*Exercise aim*:
Extract the whole listing as it stands. Do not include the pictures.

*Material provided*:
* Begin *

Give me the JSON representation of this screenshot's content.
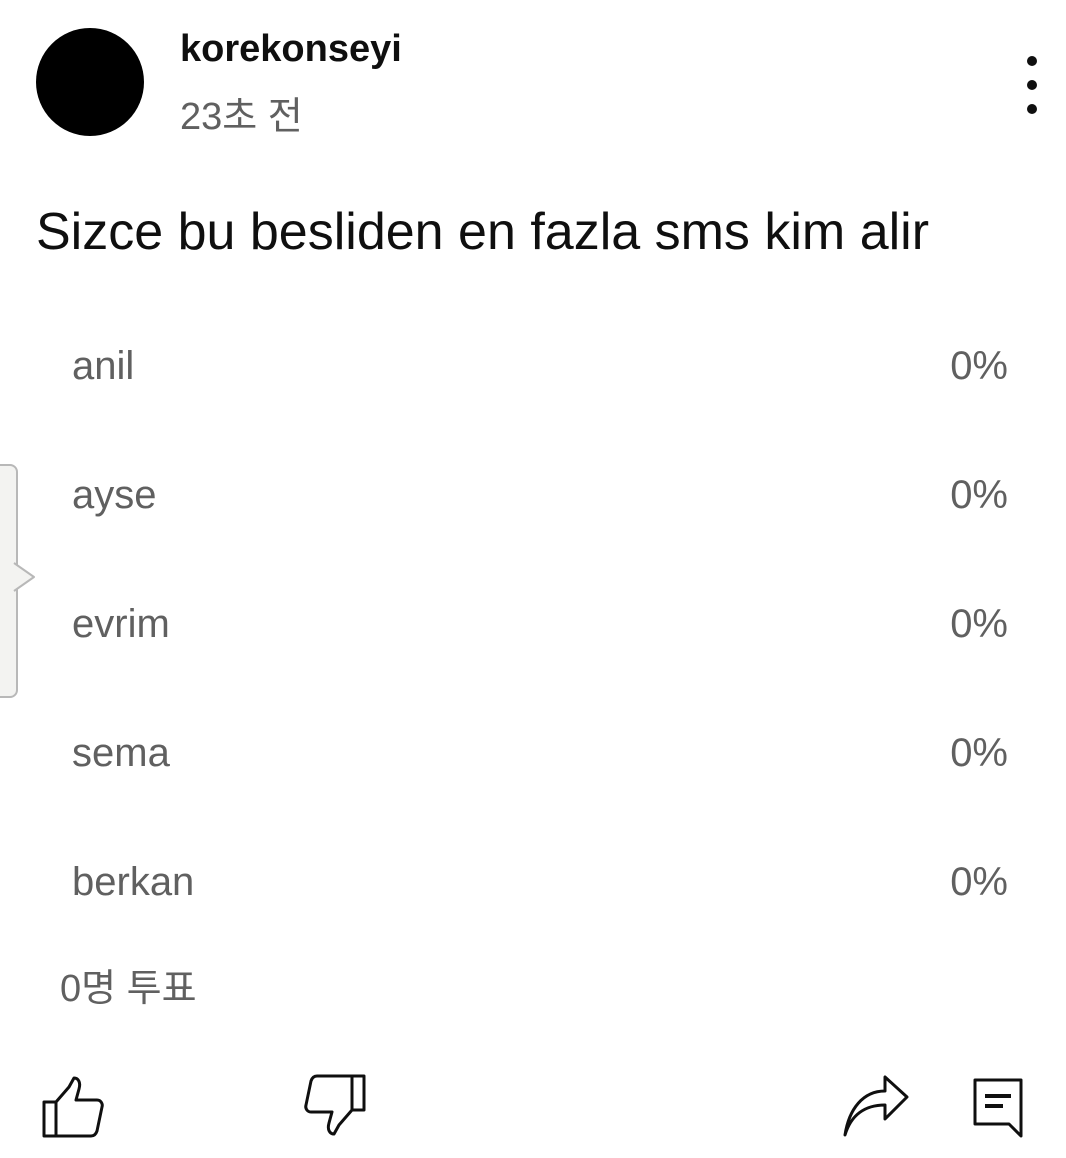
{
  "post": {
    "author": "korekonseyi",
    "timestamp": "23초 전",
    "question": "Sizce bu besliden en fazla sms kim alir"
  },
  "poll": {
    "options": [
      {
        "label": "anil",
        "percent": "0%"
      },
      {
        "label": "ayse",
        "percent": "0%"
      },
      {
        "label": "evrim",
        "percent": "0%"
      },
      {
        "label": "sema",
        "percent": "0%"
      },
      {
        "label": "berkan",
        "percent": "0%"
      }
    ],
    "vote_count": "0명 투표"
  },
  "icons": {
    "more": "more-vert-icon",
    "like": "thumb-up-icon",
    "dislike": "thumb-down-icon",
    "share": "share-icon",
    "comment": "comment-icon"
  },
  "colors": {
    "primary_text": "#0f0f0f",
    "secondary_text": "#606060",
    "background": "#ffffff",
    "avatar": "#000000"
  }
}
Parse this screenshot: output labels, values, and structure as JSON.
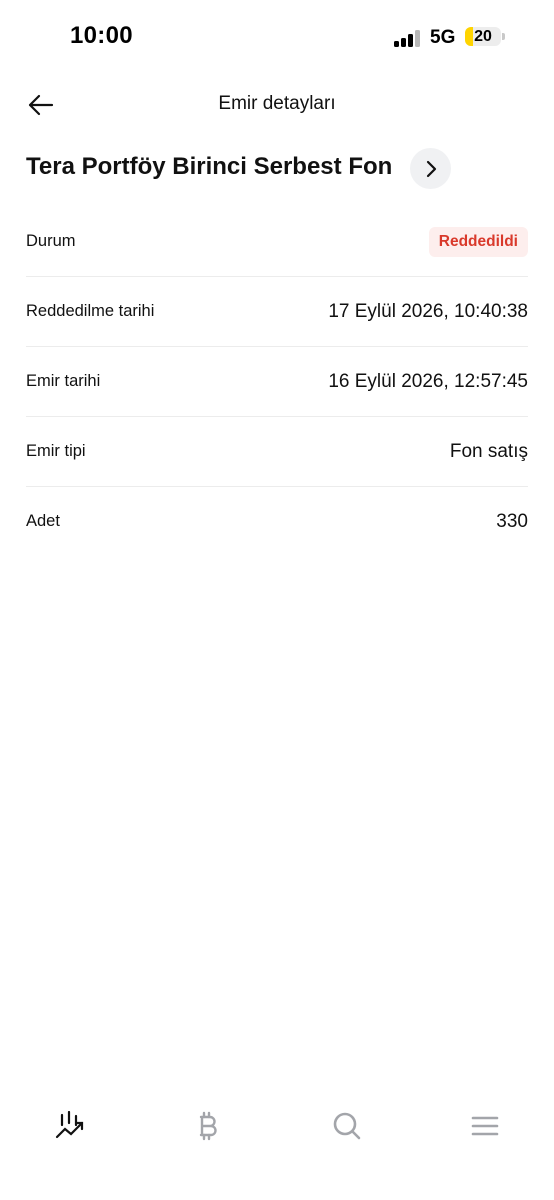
{
  "status_bar": {
    "time": "10:00",
    "network": "5G",
    "battery": "20",
    "battery_color": "#ffd400"
  },
  "header": {
    "title": "Emir detayları",
    "back_icon": "arrow-left-icon"
  },
  "fund": {
    "name": "Tera Portföy Birinci Serbest Fon",
    "chevron_icon": "chevron-right-icon"
  },
  "details": {
    "status": {
      "label": "Durum",
      "value": "Reddedildi",
      "value_color": "#d9392b"
    },
    "rejection_date": {
      "label": "Reddedilme tarihi",
      "value": "17 Eylül 2026, 10:40:38"
    },
    "order_date": {
      "label": "Emir tarihi",
      "value": "16 Eylül 2026, 12:57:45"
    },
    "order_type": {
      "label": "Emir tipi",
      "value": "Fon satış"
    },
    "quantity": {
      "label": "Adet",
      "value": "330"
    }
  },
  "bottom_nav": {
    "items": [
      "markets-chart-icon",
      "bitcoin-icon",
      "search-icon",
      "menu-icon"
    ],
    "active": "markets-chart-icon"
  }
}
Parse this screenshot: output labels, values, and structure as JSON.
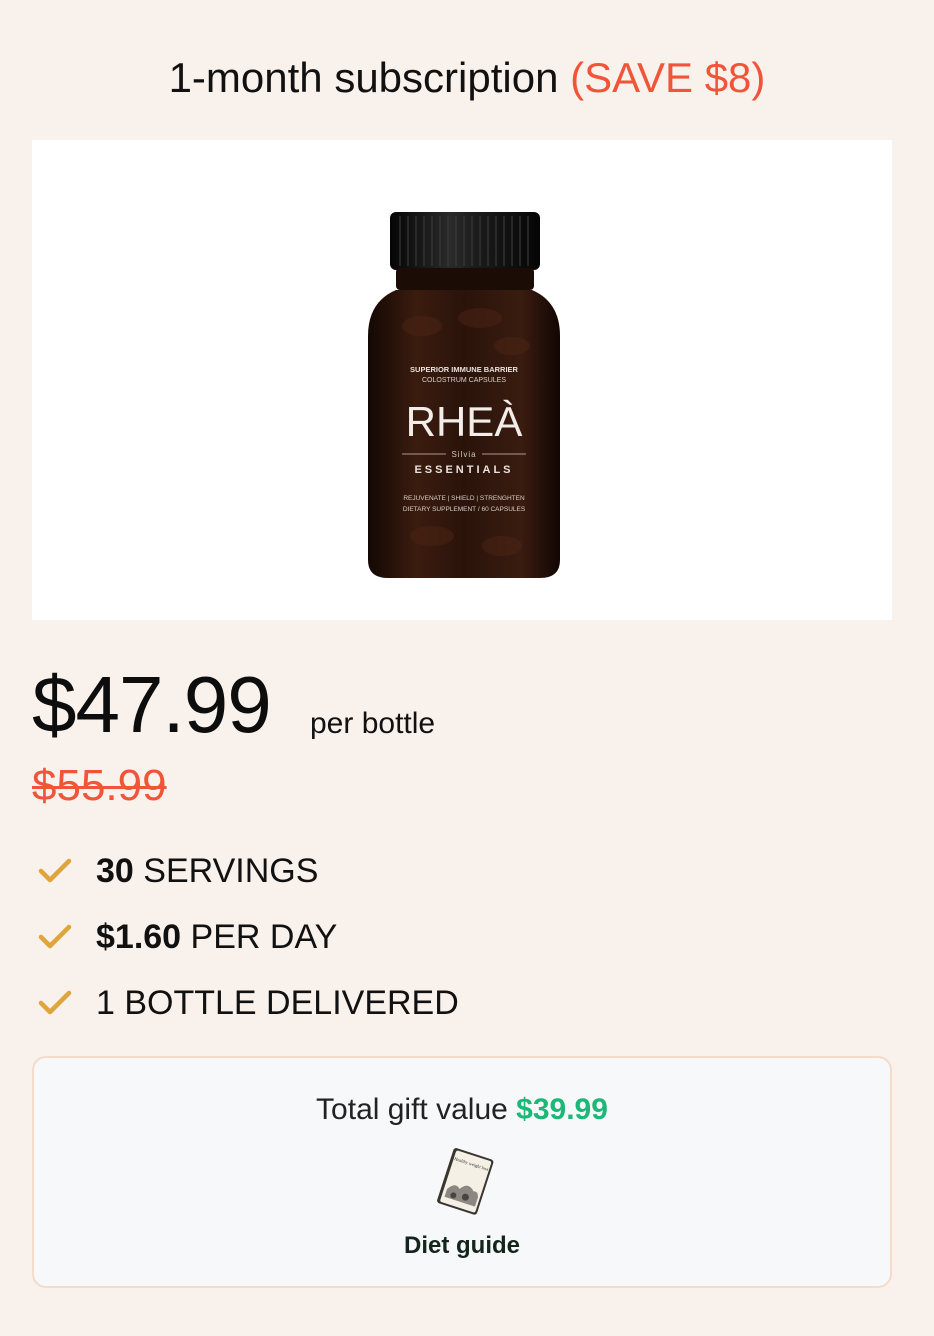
{
  "header": {
    "title": "1-month subscription",
    "savings": "(SAVE $8)"
  },
  "product": {
    "image_alt": "RHEÀ Silvia Essentials colostrum capsules bottle",
    "label": {
      "top_line1": "SUPERIOR IMMUNE BARRIER",
      "top_line2": "COLOSTRUM CAPSULES",
      "brand": "RHEÀ",
      "sub_brand": "Silvia",
      "line": "ESSENTIALS",
      "bottom_line1": "REJUVENATE  |  SHIELD  |  STRENGHTEN",
      "bottom_line2": "DIETARY SUPPLEMENT  /  60 CAPSULES"
    }
  },
  "pricing": {
    "price": "$47.99",
    "unit": "per bottle",
    "original_price": "$55.99"
  },
  "features": [
    {
      "bold": "30",
      "text": " SERVINGS",
      "icon": "check-icon"
    },
    {
      "bold": "$1.60",
      "text": " PER DAY",
      "icon": "check-icon"
    },
    {
      "bold": "",
      "text": "1 BOTTLE DELIVERED",
      "icon": "check-icon"
    }
  ],
  "gift": {
    "label": "Total gift value",
    "value": "$39.99",
    "item_label": "Diet guide",
    "item_icon": "booklet-icon",
    "item_cover_text": "Healthy weight loss"
  },
  "colors": {
    "background": "#f9f1ec",
    "accent_red": "#f0553a",
    "check_gold": "#e0a53a",
    "gift_green": "#1db877"
  }
}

* End *

*Completed exercise*:
Give me the JSON representation of this screenshot's content.
{
  "post": {
    "author": "korekonseyi",
    "timestamp": "23초 전",
    "question": "Sizce bu besliden en fazla sms kim alir"
  },
  "poll": {
    "options": [
      {
        "label": "anil",
        "percent": "0%"
      },
      {
        "label": "ayse",
        "percent": "0%"
      },
      {
        "label": "evrim",
        "percent": "0%"
      },
      {
        "label": "sema",
        "percent": "0%"
      },
      {
        "label": "berkan",
        "percent": "0%"
      }
    ],
    "vote_count": "0명 투표"
  },
  "icons": {
    "more": "more-vert-icon",
    "like": "thumb-up-icon",
    "dislike": "thumb-down-icon",
    "share": "share-icon",
    "comment": "comment-icon"
  },
  "colors": {
    "primary_text": "#0f0f0f",
    "secondary_text": "#606060",
    "background": "#ffffff",
    "avatar": "#000000"
  }
}
Parse this screenshot: output labels, values, and structure as JSON.
{
  "status_bar": {
    "time": "10:00",
    "network": "5G",
    "battery": "20",
    "battery_color": "#ffd400"
  },
  "header": {
    "title": "Emir detayları",
    "back_icon": "arrow-left-icon"
  },
  "fund": {
    "name": "Tera Portföy Birinci Serbest Fon",
    "chevron_icon": "chevron-right-icon"
  },
  "details": {
    "status": {
      "label": "Durum",
      "value": "Reddedildi",
      "value_color": "#d9392b"
    },
    "rejection_date": {
      "label": "Reddedilme tarihi",
      "value": "17 Eylül 2026, 10:40:38"
    },
    "order_date": {
      "label": "Emir tarihi",
      "value": "16 Eylül 2026, 12:57:45"
    },
    "order_type": {
      "label": "Emir tipi",
      "value": "Fon satış"
    },
    "quantity": {
      "label": "Adet",
      "value": "330"
    }
  },
  "bottom_nav": {
    "items": [
      "markets-chart-icon",
      "bitcoin-icon",
      "search-icon",
      "menu-icon"
    ],
    "active": "markets-chart-icon"
  }
}
Parse this screenshot: output labels, values, and structure as JSON.
{
  "header": {
    "title": "1-month subscription",
    "savings": "(SAVE $8)"
  },
  "product": {
    "image_alt": "RHEÀ Silvia Essentials colostrum capsules bottle",
    "label": {
      "top_line1": "SUPERIOR IMMUNE BARRIER",
      "top_line2": "COLOSTRUM CAPSULES",
      "brand": "RHEÀ",
      "sub_brand": "Silvia",
      "line": "ESSENTIALS",
      "bottom_line1": "REJUVENATE  |  SHIELD  |  STRENGHTEN",
      "bottom_line2": "DIETARY SUPPLEMENT  /  60 CAPSULES"
    }
  },
  "pricing": {
    "price": "$47.99",
    "unit": "per bottle",
    "original_price": "$55.99"
  },
  "features": [
    {
      "bold": "30",
      "text": " SERVINGS",
      "icon": "check-icon"
    },
    {
      "bold": "$1.60",
      "text": " PER DAY",
      "icon": "check-icon"
    },
    {
      "bold": "",
      "text": "1 BOTTLE DELIVERED",
      "icon": "check-icon"
    }
  ],
  "gift": {
    "label": "Total gift value",
    "value": "$39.99",
    "item_label": "Diet guide",
    "item_icon": "booklet-icon",
    "item_cover_text": "Healthy weight loss"
  },
  "colors": {
    "background": "#f9f1ec",
    "accent_red": "#f0553a",
    "check_gold": "#e0a53a",
    "gift_green": "#1db877"
  }
}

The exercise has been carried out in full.